### What the task requires
Return each line of the records holding the string "color".

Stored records
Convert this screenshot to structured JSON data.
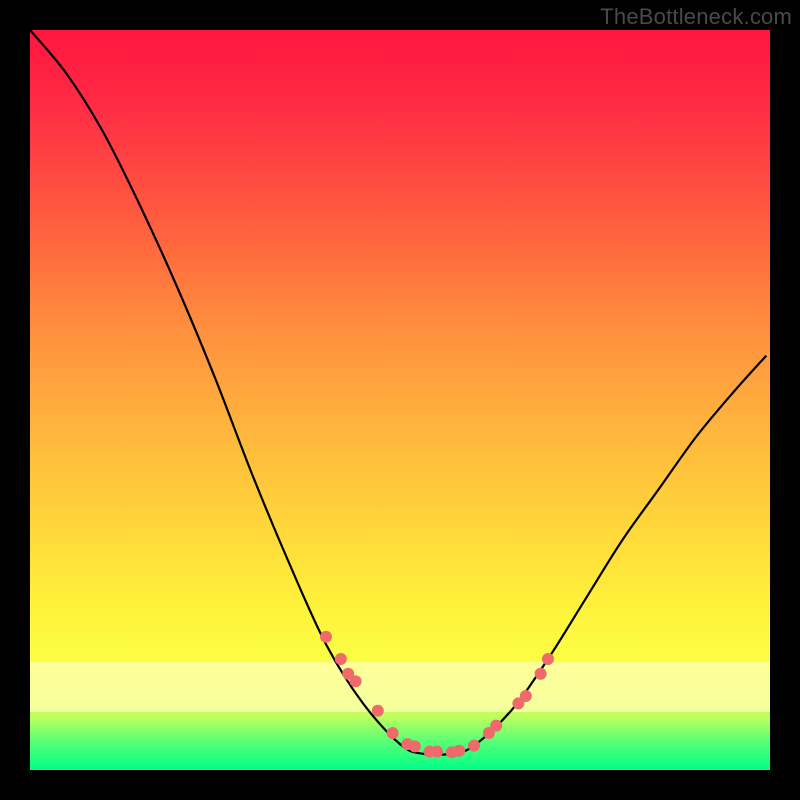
{
  "watermark": "TheBottleneck.com",
  "chart_data": {
    "type": "line",
    "title": "",
    "xlabel": "",
    "ylabel": "",
    "xlim": [
      0,
      100
    ],
    "ylim": [
      0,
      100
    ],
    "legend": false,
    "grid": false,
    "background": {
      "orientation": "vertical",
      "stops": [
        {
          "pos": 0.0,
          "color": "#ff163f"
        },
        {
          "pos": 0.25,
          "color": "#ff5a3f"
        },
        {
          "pos": 0.55,
          "color": "#ffb83d"
        },
        {
          "pos": 0.78,
          "color": "#fff23a"
        },
        {
          "pos": 0.93,
          "color": "#b8ff60"
        },
        {
          "pos": 1.0,
          "color": "#00ff88"
        }
      ]
    },
    "wash_band": {
      "from_y_pct": 0.852,
      "to_y_pct": 0.921,
      "color": "#feffb0",
      "opacity": 0.78
    },
    "series": [
      {
        "name": "bottleneck-curve",
        "color": "#000000",
        "stroke_width": 2,
        "x": [
          0,
          5,
          10,
          15,
          20,
          25,
          30,
          35,
          40,
          45,
          50,
          53,
          57,
          60,
          65,
          70,
          75,
          80,
          85,
          90,
          95,
          99.5
        ],
        "y": [
          100,
          94,
          86,
          76,
          65,
          53,
          40,
          28,
          17,
          9,
          3.5,
          2.2,
          2.2,
          3.3,
          8,
          15,
          23,
          31,
          38,
          45,
          51,
          56
        ]
      },
      {
        "name": "highlight-dots",
        "color": "#ef6a6a",
        "type": "scatter",
        "marker_radius": 6,
        "x": [
          40,
          42,
          43,
          44,
          47,
          49,
          51,
          52,
          54,
          55,
          57,
          58,
          60,
          62,
          63,
          66,
          67,
          69,
          70
        ],
        "y": [
          18,
          15,
          13,
          12,
          8,
          5,
          3.5,
          3.2,
          2.5,
          2.5,
          2.4,
          2.6,
          3.3,
          5,
          6,
          9,
          10,
          13,
          15
        ]
      }
    ]
  }
}
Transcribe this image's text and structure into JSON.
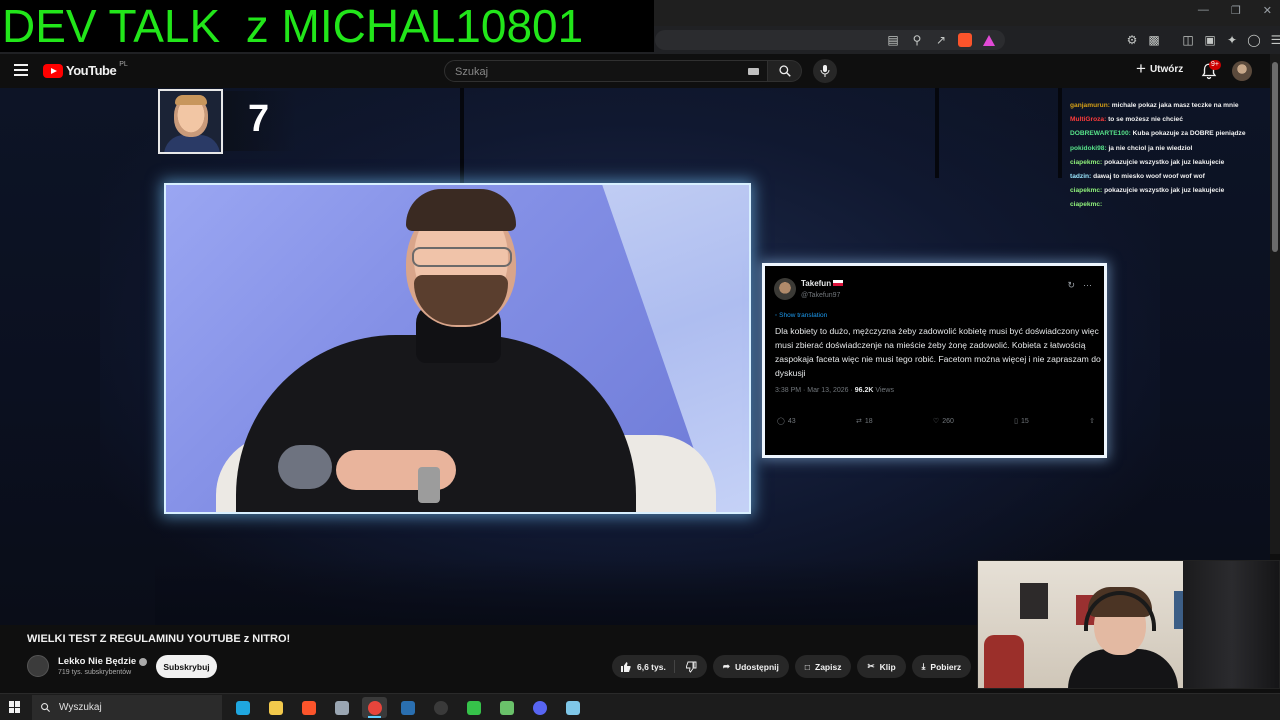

### Output for this exercise
          "color": "#ff163f"
          "color": "#ff5a3f"
          "color": "#ffb83d"
          "color": "#fff23a"
          "color": "#b8ff60"
          "color": "#00ff88"
      "color": "#feffb0",
        "color": "#000000",
        "color": "#ef6a6a",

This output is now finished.